◆ The request ◆
Sort through the data and copy the lines holding the word "Strängnäs".

◆ Records ◆
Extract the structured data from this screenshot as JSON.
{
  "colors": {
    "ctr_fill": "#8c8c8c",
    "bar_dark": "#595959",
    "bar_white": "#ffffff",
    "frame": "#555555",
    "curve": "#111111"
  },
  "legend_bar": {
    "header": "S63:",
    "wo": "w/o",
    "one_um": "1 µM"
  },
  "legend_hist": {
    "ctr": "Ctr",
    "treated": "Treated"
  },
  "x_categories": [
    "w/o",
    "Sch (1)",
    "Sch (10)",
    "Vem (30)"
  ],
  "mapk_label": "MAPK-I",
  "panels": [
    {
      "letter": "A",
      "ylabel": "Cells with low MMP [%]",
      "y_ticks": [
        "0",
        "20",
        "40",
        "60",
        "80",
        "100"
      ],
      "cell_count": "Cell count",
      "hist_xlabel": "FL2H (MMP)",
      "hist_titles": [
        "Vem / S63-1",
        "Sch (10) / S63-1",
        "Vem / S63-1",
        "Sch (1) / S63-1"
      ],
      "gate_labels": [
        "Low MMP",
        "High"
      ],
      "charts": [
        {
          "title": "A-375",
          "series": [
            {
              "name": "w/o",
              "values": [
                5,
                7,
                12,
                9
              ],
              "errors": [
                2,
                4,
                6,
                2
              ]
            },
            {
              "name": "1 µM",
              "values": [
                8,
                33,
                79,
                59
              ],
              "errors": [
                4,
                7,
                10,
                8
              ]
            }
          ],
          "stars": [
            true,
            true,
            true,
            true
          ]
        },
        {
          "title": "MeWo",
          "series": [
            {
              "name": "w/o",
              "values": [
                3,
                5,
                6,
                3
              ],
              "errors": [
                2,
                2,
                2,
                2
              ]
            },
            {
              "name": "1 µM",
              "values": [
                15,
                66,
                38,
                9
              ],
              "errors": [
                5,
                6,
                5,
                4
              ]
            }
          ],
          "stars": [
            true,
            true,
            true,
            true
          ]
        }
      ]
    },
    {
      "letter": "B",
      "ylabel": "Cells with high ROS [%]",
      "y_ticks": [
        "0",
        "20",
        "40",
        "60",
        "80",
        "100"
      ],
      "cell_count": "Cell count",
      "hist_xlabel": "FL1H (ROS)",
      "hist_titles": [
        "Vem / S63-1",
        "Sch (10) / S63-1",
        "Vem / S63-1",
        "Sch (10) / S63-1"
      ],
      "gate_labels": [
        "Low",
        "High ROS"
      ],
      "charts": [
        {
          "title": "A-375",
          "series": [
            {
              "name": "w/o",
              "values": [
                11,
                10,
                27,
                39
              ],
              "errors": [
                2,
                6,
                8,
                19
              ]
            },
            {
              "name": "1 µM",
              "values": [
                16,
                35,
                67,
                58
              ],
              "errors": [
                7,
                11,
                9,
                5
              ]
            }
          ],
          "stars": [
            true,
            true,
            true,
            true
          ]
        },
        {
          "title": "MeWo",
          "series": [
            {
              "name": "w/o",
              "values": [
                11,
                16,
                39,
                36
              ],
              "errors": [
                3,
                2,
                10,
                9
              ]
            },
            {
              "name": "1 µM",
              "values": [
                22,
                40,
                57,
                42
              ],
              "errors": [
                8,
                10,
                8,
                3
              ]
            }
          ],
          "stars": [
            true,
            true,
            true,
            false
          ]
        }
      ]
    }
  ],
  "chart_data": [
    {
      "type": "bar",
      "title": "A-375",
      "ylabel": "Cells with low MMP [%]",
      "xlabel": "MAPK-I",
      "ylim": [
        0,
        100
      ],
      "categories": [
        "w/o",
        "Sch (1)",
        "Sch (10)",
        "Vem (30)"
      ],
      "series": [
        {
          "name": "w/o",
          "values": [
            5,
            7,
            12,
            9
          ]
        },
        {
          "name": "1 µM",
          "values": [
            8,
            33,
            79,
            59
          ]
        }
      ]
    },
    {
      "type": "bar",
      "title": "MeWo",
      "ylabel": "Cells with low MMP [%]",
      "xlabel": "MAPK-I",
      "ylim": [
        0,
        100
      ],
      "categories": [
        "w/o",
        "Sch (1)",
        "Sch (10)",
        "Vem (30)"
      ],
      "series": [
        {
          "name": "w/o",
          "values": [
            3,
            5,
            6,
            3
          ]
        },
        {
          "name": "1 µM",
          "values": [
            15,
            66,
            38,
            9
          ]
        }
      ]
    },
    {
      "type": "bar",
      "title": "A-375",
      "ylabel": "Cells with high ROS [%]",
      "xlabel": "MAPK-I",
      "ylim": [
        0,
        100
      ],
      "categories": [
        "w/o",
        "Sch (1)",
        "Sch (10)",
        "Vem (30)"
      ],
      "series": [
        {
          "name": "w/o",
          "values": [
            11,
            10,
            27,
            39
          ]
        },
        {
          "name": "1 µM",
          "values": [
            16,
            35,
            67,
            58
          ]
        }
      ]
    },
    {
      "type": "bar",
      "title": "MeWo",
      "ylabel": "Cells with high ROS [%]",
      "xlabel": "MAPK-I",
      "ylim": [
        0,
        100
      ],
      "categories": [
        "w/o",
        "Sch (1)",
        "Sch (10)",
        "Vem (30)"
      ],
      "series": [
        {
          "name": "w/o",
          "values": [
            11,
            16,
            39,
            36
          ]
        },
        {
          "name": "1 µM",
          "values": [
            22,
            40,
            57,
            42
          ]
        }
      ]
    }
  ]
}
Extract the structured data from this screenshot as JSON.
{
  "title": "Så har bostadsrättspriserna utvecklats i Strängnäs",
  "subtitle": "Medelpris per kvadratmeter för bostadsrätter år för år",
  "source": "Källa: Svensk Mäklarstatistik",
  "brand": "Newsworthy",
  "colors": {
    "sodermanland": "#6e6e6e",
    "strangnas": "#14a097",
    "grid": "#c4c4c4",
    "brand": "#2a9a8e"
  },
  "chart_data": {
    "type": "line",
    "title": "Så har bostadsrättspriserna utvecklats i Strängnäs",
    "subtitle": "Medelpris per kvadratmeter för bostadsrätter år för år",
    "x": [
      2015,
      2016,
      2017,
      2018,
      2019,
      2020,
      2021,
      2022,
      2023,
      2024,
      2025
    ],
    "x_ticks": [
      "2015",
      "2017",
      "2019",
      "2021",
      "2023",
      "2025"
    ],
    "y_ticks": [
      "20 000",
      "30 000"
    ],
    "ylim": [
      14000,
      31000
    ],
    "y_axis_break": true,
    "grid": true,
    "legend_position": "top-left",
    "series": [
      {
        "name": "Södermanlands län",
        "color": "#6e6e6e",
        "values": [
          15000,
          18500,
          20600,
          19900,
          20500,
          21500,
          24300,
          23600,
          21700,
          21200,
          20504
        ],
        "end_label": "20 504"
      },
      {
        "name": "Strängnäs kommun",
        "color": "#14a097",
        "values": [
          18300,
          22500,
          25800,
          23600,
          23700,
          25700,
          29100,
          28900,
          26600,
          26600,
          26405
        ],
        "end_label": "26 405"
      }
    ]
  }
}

◆ Reply to the task ◆
  "title": "Så har bostadsrättspriserna utvecklats i Strängnäs",
    "title": "Så har bostadsrättspriserna utvecklats i Strängnäs",
        "name": "Strängnäs kommun",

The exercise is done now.